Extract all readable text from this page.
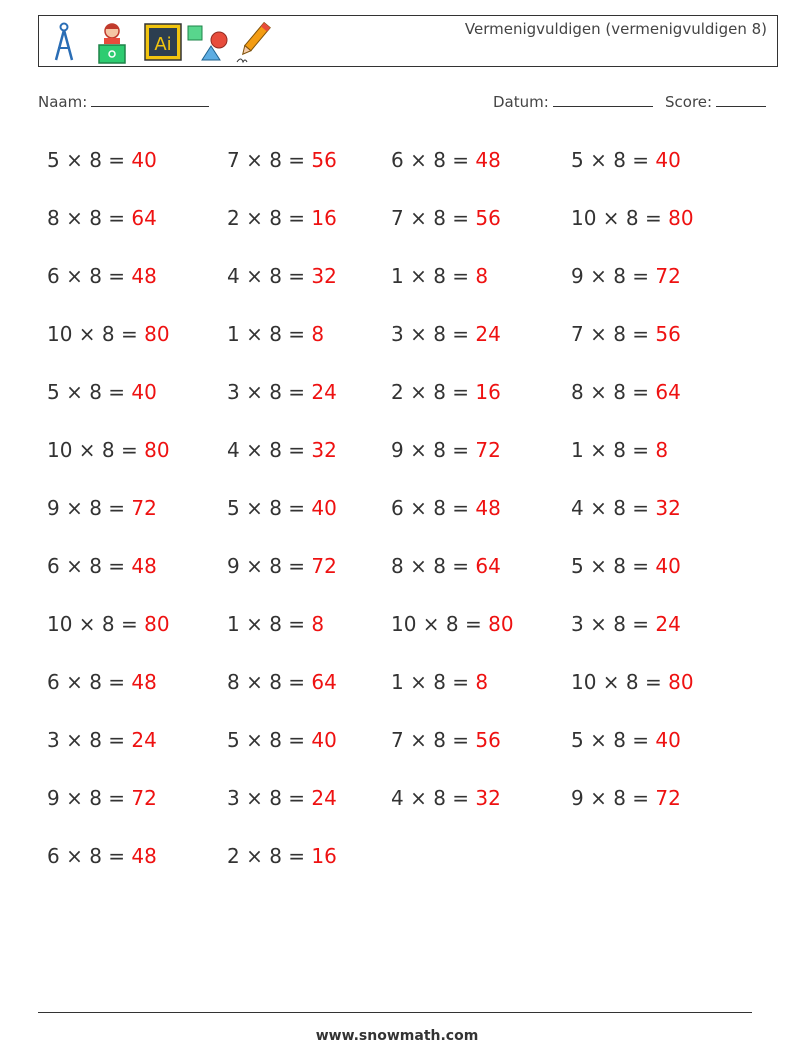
Ai
Vermenigvuldigen (vermenigvuldigen 8)
Naam:	Datum:	Score:
5 × 8 = 40	7 × 8 = 56	6 × 8 = 48	5 × 8 = 40
8 × 8 = 64	2 × 8 = 16	7 × 8 = 56	10 × 8 = 80
6 × 8 = 48	4 × 8 = 32	1 × 8 = 8	9 × 8 = 72
10 × 8 = 80	1 × 8 = 8	3 × 8 = 24	7 × 8 = 56
5 × 8 = 40	3 × 8 = 24	2 × 8 = 16	8 × 8 = 64
10 × 8 = 80	4 × 8 = 32	9 × 8 = 72	1 × 8 = 8
9 × 8 = 72	5 × 8 = 40	6 × 8 = 48	4 × 8 = 32
6 × 8 = 48	9 × 8 = 72	8 × 8 = 64	5 × 8 = 40
10 × 8 = 80	1 × 8 = 8	10 × 8 = 80	3 × 8 = 24
6 × 8 = 48	8 × 8 = 64	1 × 8 = 8	10 × 8 = 80
3 × 8 = 24	5 × 8 = 40	7 × 8 = 56	5 × 8 = 40
9 × 8 = 72	3 × 8 = 24	4 × 8 = 32	9 × 8 = 72
6 × 8 = 48	2 × 8 = 16
www.snowmath.com
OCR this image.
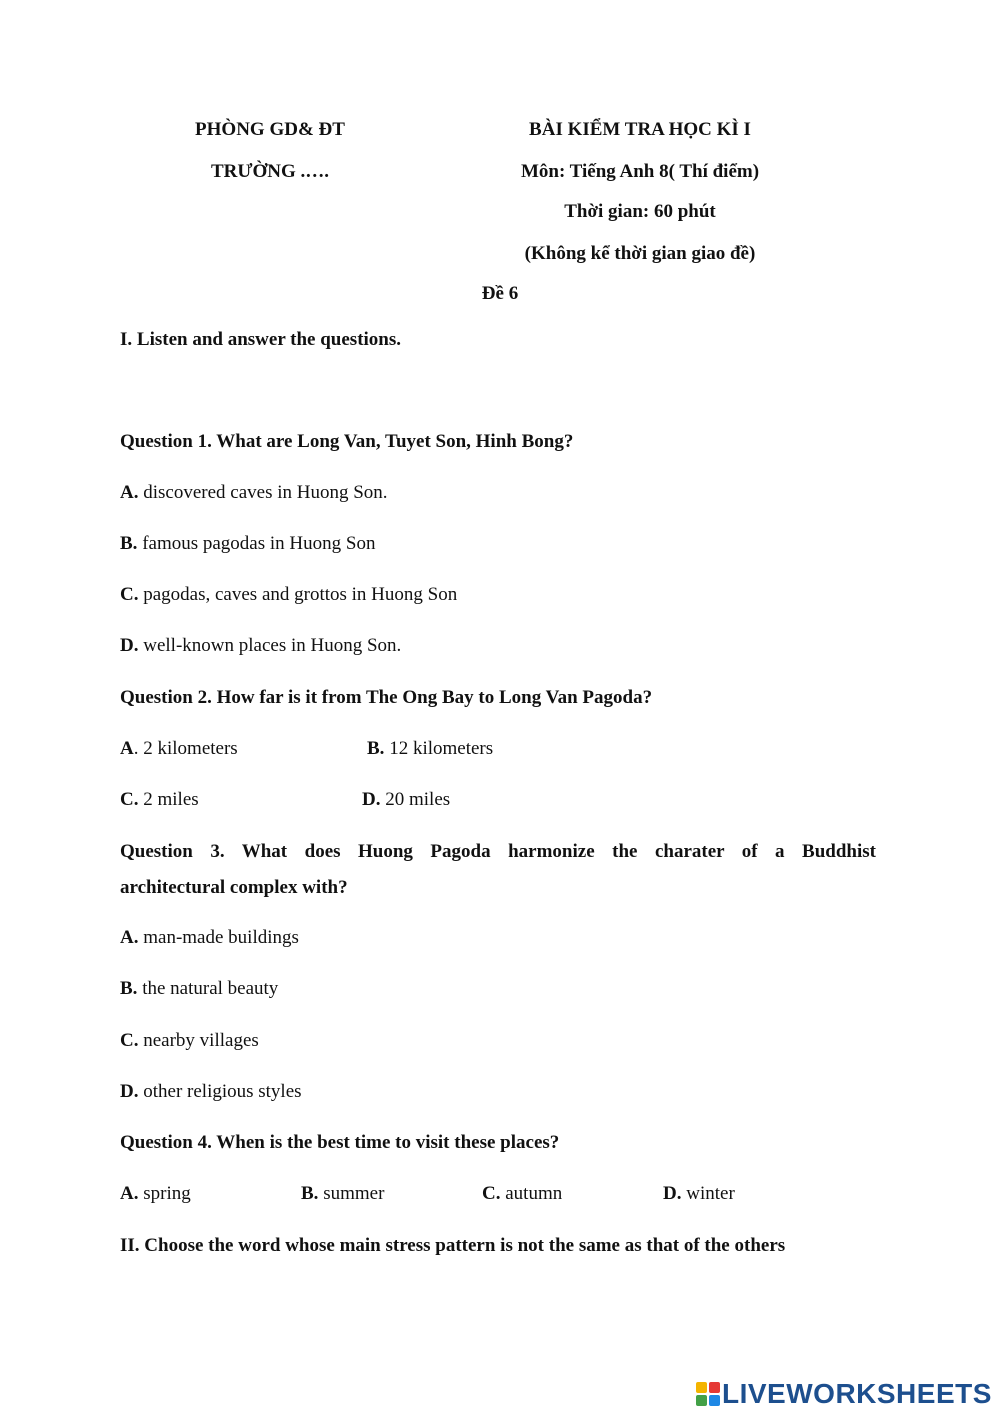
PHÒNG GD& ĐT
TRƯỜNG .….
BÀI KIỂM TRA HỌC KÌ I
Môn: Tiếng Anh 8( Thí điểm)
Thời gian: 60 phút
(Không kể thời gian giao đề)
Đề 6
I. Listen and answer the questions.
Question 1. What are Long Van, Tuyet Son, Hinh Bong?
A. discovered caves in Huong Son.
B. famous pagodas in Huong Son
C. pagodas, caves and grottos in Huong Son
D. well-known places in Huong Son.
Question 2. How far is it from The Ong Bay to Long Van Pagoda?
A. 2 kilometers	B. 12 kilometers
C. 2 miles	D. 20 miles
Question 3. What does Huong Pagoda harmonize the charater of a Buddhist
architectural complex with?
A. man-made buildings
B. the natural beauty
C. nearby villages
D. other religious styles
Question 4. When is the best time to visit these places?
A. spring	B. summer	C. autumn	D. winter
II. Choose the word whose main stress pattern is not the same as that of the others
LIVEWORKSHEETS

======

## Set exercise
Count how many lines above carry the word "Huong". Only the number is required.

## The result
5